Судовые комитеты оставили дежурить в проливе небольшие силы — несколько эсминцев и подводных лодок. От последних, впрочем, совсем не было проку — они были неспособны бороться с авиацией. Трем же эсминцам трудно было противодействовать осмелевшим мятежникам. Блокада Марокко ослабевала. Сказывалось плохое техническое состояние большинства кораблей, отсутствие офицеров, полнейший упадок дисциплины и бесплодное ожидание поддержки с суши и с воздуха.
В августе — сентябре восставшие шаг за шагом наращивали количество морских перевозок из Марокко. В Испанию было переброшено не менее 15 000 арабских кавалеристов и легионеров. Через пролив на самолете перебрались Франко, Ягуэ, Кастехон и другие ранее блокированные в протекторате «африканисты».
Довольно многочисленный республиканский флот, пока не имевший серьезных противников на море («Альмиранте Сервера» и «Веласко» действовали далеко — в Бискайском заливе), не смог противостоять воздушной угрозе. Впервые в военной истории выяснилось, что морское превосходство может быть полностью нейтрализовано воздушным превосходством.
К этому времени восставшие почувствовали, что основная опасность позади. Несмотря на массу неудач, они удержали большую часть занятых территорий и заручились иностранной поддержкой. В их распоряжении теперь находилось техническое новшество — дальняя радиосвязь, позволявшая разрозненным группировкам мятежников согласовывать действия. Португалия заняла по отношению к ним дружескую позицию, позволяя пользоваться ее дорогами, складами и телефонами. Блокада Марокко была снята — отборные колониальные войска вступили на материк. «Вооруженный народ» Республики оказался не столь опасным противником, как могло показаться 20–30 июля. Восставшие перешли в общее наступление.
После обмена радиошифровками Мола и Франко договорились не наступать в Кастилии и Андалузии по кратчайшему маршруту Кордова — Пособланко — Сьюдад-Реаль — Толедо. Большинство кастильского крестьянства, правда, сочувствовало восставшим, однако Моле путь на юг преграждал Гвадаррамский хребет, на котором прочно закрепились большие силы неприятеля. В Андалузии аналогичное положение занимал хребет Сьерра-Морена, проходы через который были в руках стойких республиканцев-шахтеров из Пособланко и Пеньяррои.

● Материалы:
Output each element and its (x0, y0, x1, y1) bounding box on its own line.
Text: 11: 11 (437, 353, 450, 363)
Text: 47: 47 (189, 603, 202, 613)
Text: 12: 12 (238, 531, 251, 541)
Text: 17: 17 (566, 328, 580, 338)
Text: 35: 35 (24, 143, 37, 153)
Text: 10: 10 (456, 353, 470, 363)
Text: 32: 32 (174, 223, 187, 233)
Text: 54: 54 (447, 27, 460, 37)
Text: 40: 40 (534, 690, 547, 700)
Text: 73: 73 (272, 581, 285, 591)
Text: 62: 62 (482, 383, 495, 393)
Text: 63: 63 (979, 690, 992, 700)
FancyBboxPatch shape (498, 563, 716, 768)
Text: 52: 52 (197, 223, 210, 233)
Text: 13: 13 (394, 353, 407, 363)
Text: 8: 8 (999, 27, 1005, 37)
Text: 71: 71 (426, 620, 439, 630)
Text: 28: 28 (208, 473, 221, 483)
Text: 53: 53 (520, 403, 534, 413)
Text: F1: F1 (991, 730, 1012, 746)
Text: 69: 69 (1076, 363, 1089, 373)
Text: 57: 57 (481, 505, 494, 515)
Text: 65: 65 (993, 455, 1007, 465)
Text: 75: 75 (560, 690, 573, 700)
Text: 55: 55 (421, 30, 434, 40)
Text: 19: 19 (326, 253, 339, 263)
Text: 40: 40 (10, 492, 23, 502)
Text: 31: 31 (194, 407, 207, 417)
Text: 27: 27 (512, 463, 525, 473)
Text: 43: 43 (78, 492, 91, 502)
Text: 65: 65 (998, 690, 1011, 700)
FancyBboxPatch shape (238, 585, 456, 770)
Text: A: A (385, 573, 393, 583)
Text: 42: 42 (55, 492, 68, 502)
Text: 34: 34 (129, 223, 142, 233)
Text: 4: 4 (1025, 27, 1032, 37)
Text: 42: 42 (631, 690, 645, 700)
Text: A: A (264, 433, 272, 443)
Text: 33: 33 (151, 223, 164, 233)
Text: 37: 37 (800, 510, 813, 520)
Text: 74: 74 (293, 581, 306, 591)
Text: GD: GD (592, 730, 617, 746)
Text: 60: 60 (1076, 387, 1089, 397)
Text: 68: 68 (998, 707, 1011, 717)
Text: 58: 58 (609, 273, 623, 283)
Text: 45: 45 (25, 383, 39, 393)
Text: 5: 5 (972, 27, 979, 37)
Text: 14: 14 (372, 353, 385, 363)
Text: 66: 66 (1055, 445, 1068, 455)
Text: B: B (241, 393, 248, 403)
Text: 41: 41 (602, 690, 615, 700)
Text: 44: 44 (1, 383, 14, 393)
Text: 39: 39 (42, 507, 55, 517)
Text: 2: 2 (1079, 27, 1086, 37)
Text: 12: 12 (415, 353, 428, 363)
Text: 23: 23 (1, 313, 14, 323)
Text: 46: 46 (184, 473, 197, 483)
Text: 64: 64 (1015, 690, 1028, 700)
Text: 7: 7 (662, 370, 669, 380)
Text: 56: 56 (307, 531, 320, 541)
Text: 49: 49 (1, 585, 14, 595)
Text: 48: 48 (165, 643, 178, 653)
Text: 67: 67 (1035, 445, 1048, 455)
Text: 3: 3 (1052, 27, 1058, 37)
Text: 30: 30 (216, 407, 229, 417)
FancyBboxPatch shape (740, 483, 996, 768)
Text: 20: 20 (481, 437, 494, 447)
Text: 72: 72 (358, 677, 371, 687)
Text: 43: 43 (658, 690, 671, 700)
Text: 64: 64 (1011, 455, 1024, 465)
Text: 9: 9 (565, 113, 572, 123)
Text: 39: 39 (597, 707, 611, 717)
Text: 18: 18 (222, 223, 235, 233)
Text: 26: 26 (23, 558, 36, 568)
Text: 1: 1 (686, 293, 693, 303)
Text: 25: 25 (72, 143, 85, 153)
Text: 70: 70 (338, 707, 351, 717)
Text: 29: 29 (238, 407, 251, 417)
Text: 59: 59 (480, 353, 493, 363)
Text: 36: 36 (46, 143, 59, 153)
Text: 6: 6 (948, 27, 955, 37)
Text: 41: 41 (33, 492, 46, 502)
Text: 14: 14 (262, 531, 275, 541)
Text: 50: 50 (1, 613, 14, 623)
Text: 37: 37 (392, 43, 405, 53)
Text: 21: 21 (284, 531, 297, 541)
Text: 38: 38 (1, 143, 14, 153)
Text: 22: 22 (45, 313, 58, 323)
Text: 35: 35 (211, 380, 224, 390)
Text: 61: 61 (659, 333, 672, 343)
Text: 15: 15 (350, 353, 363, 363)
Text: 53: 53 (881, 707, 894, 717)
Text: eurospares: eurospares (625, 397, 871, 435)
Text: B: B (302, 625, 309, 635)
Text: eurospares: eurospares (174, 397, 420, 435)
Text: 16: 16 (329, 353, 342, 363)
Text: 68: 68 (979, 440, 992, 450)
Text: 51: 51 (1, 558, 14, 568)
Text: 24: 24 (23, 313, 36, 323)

● Ваше задание: Сколько арабских кавалеристов и легионеров, согласно отрывку, восставшие переправили в Испанию в августе — сентябре?

● Итоговый ответ: Не менее 15 000.